=== WHAT IS BEING ASKED ===
Copy out the complete listing, word for word.

=== Rows from a dataset ===
::::::::
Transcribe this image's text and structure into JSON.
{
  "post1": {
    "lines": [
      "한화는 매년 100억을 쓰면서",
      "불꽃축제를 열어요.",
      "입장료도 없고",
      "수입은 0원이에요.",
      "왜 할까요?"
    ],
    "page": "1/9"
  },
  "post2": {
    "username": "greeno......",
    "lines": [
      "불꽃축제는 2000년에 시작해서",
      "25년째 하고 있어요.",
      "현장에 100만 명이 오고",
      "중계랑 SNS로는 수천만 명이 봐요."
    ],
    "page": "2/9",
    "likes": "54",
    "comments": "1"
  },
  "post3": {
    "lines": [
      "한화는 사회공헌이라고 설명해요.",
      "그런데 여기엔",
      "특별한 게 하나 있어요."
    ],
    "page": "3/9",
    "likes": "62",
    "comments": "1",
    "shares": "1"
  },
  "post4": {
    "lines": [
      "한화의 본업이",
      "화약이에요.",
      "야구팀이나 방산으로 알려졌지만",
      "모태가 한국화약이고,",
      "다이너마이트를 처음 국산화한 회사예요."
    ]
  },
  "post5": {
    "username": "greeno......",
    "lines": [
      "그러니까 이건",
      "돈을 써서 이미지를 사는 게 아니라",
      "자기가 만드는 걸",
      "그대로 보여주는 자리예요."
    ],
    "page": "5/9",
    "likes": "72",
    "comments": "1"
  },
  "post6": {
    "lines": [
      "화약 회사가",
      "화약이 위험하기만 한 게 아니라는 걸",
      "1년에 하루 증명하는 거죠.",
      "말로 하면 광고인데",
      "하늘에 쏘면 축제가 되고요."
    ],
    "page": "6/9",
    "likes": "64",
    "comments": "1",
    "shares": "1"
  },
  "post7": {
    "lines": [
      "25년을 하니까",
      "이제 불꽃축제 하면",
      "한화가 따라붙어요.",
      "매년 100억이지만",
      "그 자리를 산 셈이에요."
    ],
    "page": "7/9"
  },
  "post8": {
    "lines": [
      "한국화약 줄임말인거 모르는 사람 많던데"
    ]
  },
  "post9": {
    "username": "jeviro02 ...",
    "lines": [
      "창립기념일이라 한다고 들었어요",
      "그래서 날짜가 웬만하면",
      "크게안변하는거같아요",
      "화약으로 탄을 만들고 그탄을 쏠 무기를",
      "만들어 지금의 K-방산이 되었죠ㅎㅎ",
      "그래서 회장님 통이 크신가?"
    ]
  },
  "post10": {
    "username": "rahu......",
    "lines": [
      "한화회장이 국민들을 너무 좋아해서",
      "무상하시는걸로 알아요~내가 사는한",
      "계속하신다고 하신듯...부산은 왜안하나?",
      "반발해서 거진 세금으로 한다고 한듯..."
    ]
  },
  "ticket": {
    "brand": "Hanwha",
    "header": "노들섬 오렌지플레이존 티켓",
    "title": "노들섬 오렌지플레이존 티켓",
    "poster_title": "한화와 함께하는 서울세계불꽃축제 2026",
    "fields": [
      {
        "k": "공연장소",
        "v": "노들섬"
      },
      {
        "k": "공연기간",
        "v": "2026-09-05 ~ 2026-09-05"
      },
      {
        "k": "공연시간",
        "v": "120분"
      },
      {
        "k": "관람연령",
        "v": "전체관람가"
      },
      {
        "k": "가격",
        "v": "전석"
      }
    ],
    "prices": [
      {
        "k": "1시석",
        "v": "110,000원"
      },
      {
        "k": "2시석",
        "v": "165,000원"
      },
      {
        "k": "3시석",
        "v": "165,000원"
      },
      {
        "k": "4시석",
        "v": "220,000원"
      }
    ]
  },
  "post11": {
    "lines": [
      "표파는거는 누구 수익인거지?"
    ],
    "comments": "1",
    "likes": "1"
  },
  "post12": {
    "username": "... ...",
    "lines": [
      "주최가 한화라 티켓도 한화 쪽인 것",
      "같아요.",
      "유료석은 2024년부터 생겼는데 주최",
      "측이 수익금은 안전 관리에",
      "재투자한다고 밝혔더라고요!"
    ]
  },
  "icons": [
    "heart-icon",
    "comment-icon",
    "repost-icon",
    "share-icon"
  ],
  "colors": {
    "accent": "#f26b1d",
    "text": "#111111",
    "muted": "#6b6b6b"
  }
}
::::::::
=== SOLUTION TO THE EXERCISE ===
Transcribe this image's text and structure into JSON.
{
  "post1": {
    "lines": [
      "한화는 매년 100억을 쓰면서",
      "불꽃축제를 열어요.",
      "입장료도 없고",
      "수입은 0원이에요.",
      "왜 할까요?"
    ],
    "page": "1/9"
  },
  "post2": {
    "username": "greeno......",
    "lines": [
      "불꽃축제는 2000년에 시작해서",
      "25년째 하고 있어요.",
      "현장에 100만 명이 오고",
      "중계랑 SNS로는 수천만 명이 봐요."
    ],
    "page": "2/9",
    "likes": "54",
    "comments": "1"
  },
  "post3": {
    "lines": [
      "한화는 사회공헌이라고 설명해요.",
      "그런데 여기엔",
      "특별한 게 하나 있어요."
    ],
    "page": "3/9",
    "likes": "62",
    "comments": "1",
    "shares": "1"
  },
  "post4": {
    "lines": [
      "한화의 본업이",
      "화약이에요.",
      "야구팀이나 방산으로 알려졌지만",
      "모태가 한국화약이고,",
      "다이너마이트를 처음 국산화한 회사예요."
    ]
  },
  "post5": {
    "username": "greeno......",
    "lines": [
      "그러니까 이건",
      "돈을 써서 이미지를 사는 게 아니라",
      "자기가 만드는 걸",
      "그대로 보여주는 자리예요."
    ],
    "page": "5/9",
    "likes": "72",
    "comments": "1"
  },
  "post6": {
    "lines": [
      "화약 회사가",
      "화약이 위험하기만 한 게 아니라는 걸",
      "1년에 하루 증명하는 거죠.",
      "말로 하면 광고인데",
      "하늘에 쏘면 축제가 되고요."
    ],
    "page": "6/9",
    "likes": "64",
    "comments": "1",
    "shares": "1"
  },
  "post7": {
    "lines": [
      "25년을 하니까",
      "이제 불꽃축제 하면",
      "한화가 따라붙어요.",
      "매년 100억이지만",
      "그 자리를 산 셈이에요."
    ],
    "page": "7/9"
  },
  "post8": {
    "lines": [
      "한국화약 줄임말인거 모르는 사람 많던데"
    ]
  },
  "post9": {
    "username": "jeviro02 ...",
    "lines": [
      "창립기념일이라 한다고 들었어요",
      "그래서 날짜가 웬만하면",
      "크게안변하는거같아요",
      "화약으로 탄을 만들고 그탄을 쏠 무기를",
      "만들어 지금의 K-방산이 되었죠ㅎㅎ",
      "그래서 회장님 통이 크신가?"
    ]
  },
  "post10": {
    "username": "rahu......",
    "lines": [
      "한화회장이 국민들을 너무 좋아해서",
      "무상하시는걸로 알아요~내가 사는한",
      "계속하신다고 하신듯...부산은 왜안하나?",
      "반발해서 거진 세금으로 한다고 한듯..."
    ]
  },
  "ticket": {
    "brand": "Hanwha",
    "header": "노들섬 오렌지플레이존 티켓",
    "title": "노들섬 오렌지플레이존 티켓",
    "poster_title": "한화와 함께하는 서울세계불꽃축제 2026",
    "fields": [
      {
        "k": "공연장소",
        "v": "노들섬"
      },
      {
        "k": "공연기간",
        "v": "2026-09-05 ~ 2026-09-05"
      },
      {
        "k": "공연시간",
        "v": "120분"
      },
      {
        "k": "관람연령",
        "v": "전체관람가"
      },
      {
        "k": "가격",
        "v": "전석"
      }
    ],
    "prices": [
      {
        "k": "1시석",
        "v": "110,000원"
      },
      {
        "k": "2시석",
        "v": "165,000원"
      },
      {
        "k": "3시석",
        "v": "165,000원"
      },
      {
        "k": "4시석",
        "v": "220,000원"
      }
    ]
  },
  "post11": {
    "lines": [
      "표파는거는 누구 수익인거지?"
    ],
    "comments": "1",
    "likes": "1"
  },
  "post12": {
    "username": "... ...",
    "lines": [
      "주최가 한화라 티켓도 한화 쪽인 것",
      "같아요.",
      "유료석은 2024년부터 생겼는데 주최",
      "측이 수익금은 안전 관리에",
      "재투자한다고 밝혔더라고요!"
    ]
  },
  "icons": [
    "heart-icon",
    "comment-icon",
    "repost-icon",
    "share-icon"
  ],
  "colors": {
    "accent": "#f26b1d",
    "text": "#111111",
    "muted": "#6b6b6b"
  }
}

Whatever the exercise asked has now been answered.